Data items:

▬▬▬▬▬▬

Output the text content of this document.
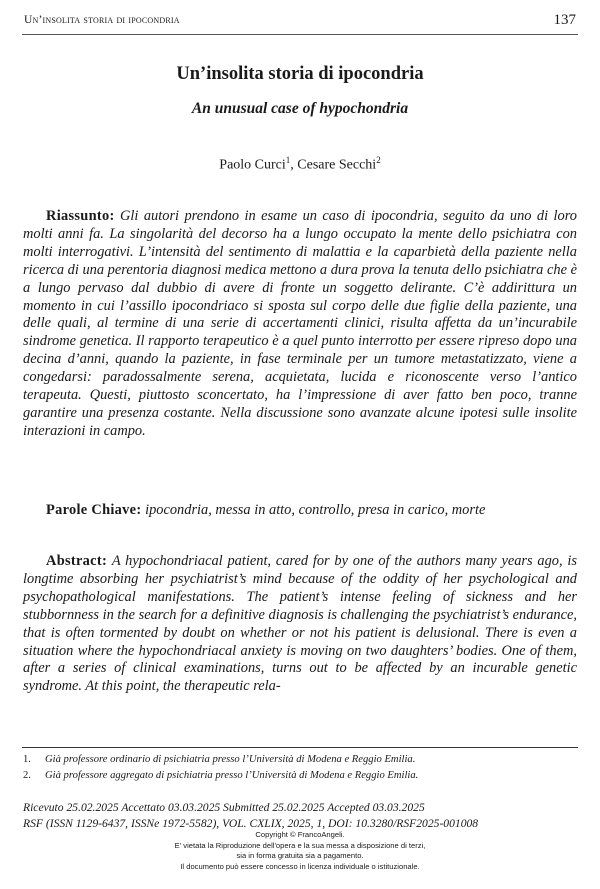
Un’insolita storia di ipocondria	137
Un’insolita storia di ipocondria
An unusual case of hypochondria
Paolo Curci$^1$, Cesare Secchi$^2$
Riassunto: Gli autori prendono in esame un caso di ipocondria, seguito da uno di loro molti anni fa. La singolarità del decorso ha a lungo occupato la mente dello psichiatra con molti interrogativi. L’intensità del sentimento di malattia e la caparbietà della paziente nella ricerca di una perentoria diagnosi medica mettono a dura prova la tenuta dello psichiatra che è a lungo pervaso dal dubbio di avere di fronte un soggetto delirante. C’è addirittura un momento in cui l’assillo ipocondriaco si sposta sul corpo delle due figlie della paziente, una delle quali, al termine di una serie di accertamenti clinici, risulta affetta da un’incurabile sindrome genetica. Il rapporto terapeutico è a quel punto interrotto per essere ripreso dopo una decina d’anni, quando la paziente, in fase terminale per un tumore metastatizzato, viene a congedarsi: paradossalmente serena, acquietata, lucida e riconoscente verso l’antico terapeuta. Questi, piuttosto sconcertato, ha l’impressione di aver fatto ben poco, tranne garantire una presenza costante. Nella discussione sono avanzate alcune ipotesi sulle insolite interazioni in campo.
Parole Chiave: ipocondria, messa in atto, controllo, presa in carico, morte
Abstract: A hypochondriacal patient, cared for by one of the authors many years ago, is longtime absorbing her psychiatrist’s mind because of the oddity of her psychological and psychopathological manifestations. The patient’s intense feeling of sickness and her stubbornness in the search for a definitive diagnosis is challenging the psychiatrist’s endurance, that is often tormented by doubt on whether or not his patient is delusional. There is even a situation where the hypochondriacal anxiety is moving on two daughters’ bodies. One of them, after a series of clinical examinations, turns out to be affected by an incurable genetic syndrome. At this point, the therapeutic rela-
1. Già professore ordinario di psichiatria presso l’Università di Modena e Reggio Emilia.
2. Già professore aggregato di psichiatria presso l’Università di Modena e Reggio Emilia.
Ricevuto 25.02.2025 Accettato 03.03.2025 Submitted 25.02.2025 Accepted 03.03.2025
RSF (ISSN 1129-6437, ISSNe 1972-5582), VOL. CXLIX, 2025, 1, DOI: 10.3280/RSF2025-001008
Copyright © FrancoAngeli.
E' vietata la Riproduzione dell'opera e la sua messa a disposizione di terzi,
sia in forma gratuita sia a pagamento.
Il documento può essere concesso in licenza individuale o istituzionale.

▬▬▬▬▬▬

Assignment:
Output every entry word for word, but omit the pictures.

Answer box:
Output the text content of this document.
Un’insolita storia di ipocondria	137
Un’insolita storia di ipocondria
An unusual case of hypochondria
Paolo Curci$^1$, Cesare Secchi$^2$
Riassunto: Gli autori prendono in esame un caso di ipocondria, seguito da uno di loro molti anni fa. La singolarità del decorso ha a lungo occupato la mente dello psichiatra con molti interrogativi. L’intensità del sentimento di malattia e la caparbietà della paziente nella ricerca di una perentoria diagnosi medica mettono a dura prova la tenuta dello psichiatra che è a lungo pervaso dal dubbio di avere di fronte un soggetto delirante. C’è addirittura un momento in cui l’assillo ipocondriaco si sposta sul corpo delle due figlie della paziente, una delle quali, al termine di una serie di accertamenti clinici, risulta affetta da un’incurabile sindrome genetica. Il rapporto terapeutico è a quel punto interrotto per essere ripreso dopo una decina d’anni, quando la paziente, in fase terminale per un tumore metastatizzato, viene a congedarsi: paradossalmente serena, acquietata, lucida e riconoscente verso l’antico terapeuta. Questi, piuttosto sconcertato, ha l’impressione di aver fatto ben poco, tranne garantire una presenza costante. Nella discussione sono avanzate alcune ipotesi sulle insolite interazioni in campo.
Parole Chiave: ipocondria, messa in atto, controllo, presa in carico, morte
Abstract: A hypochondriacal patient, cared for by one of the authors many years ago, is longtime absorbing her psychiatrist’s mind because of the oddity of her psychological and psychopathological manifestations. The patient’s intense feeling of sickness and her stubbornness in the search for a definitive diagnosis is challenging the psychiatrist’s endurance, that is often tormented by doubt on whether or not his patient is delusional. There is even a situation where the hypochondriacal anxiety is moving on two daughters’ bodies. One of them, after a series of clinical examinations, turns out to be affected by an incurable genetic syndrome. At this point, the therapeutic rela-
1. Già professore ordinario di psichiatria presso l’Università di Modena e Reggio Emilia.
2. Già professore aggregato di psichiatria presso l’Università di Modena e Reggio Emilia.
Ricevuto 25.02.2025 Accettato 03.03.2025 Submitted 25.02.2025 Accepted 03.03.2025
RSF (ISSN 1129-6437, ISSNe 1972-5582), VOL. CXLIX, 2025, 1, DOI: 10.3280/RSF2025-001008
Copyright © FrancoAngeli.
E' vietata la Riproduzione dell'opera e la sua messa a disposizione di terzi,
sia in forma gratuita sia a pagamento.
Il documento può essere concesso in licenza individuale o istituzionale.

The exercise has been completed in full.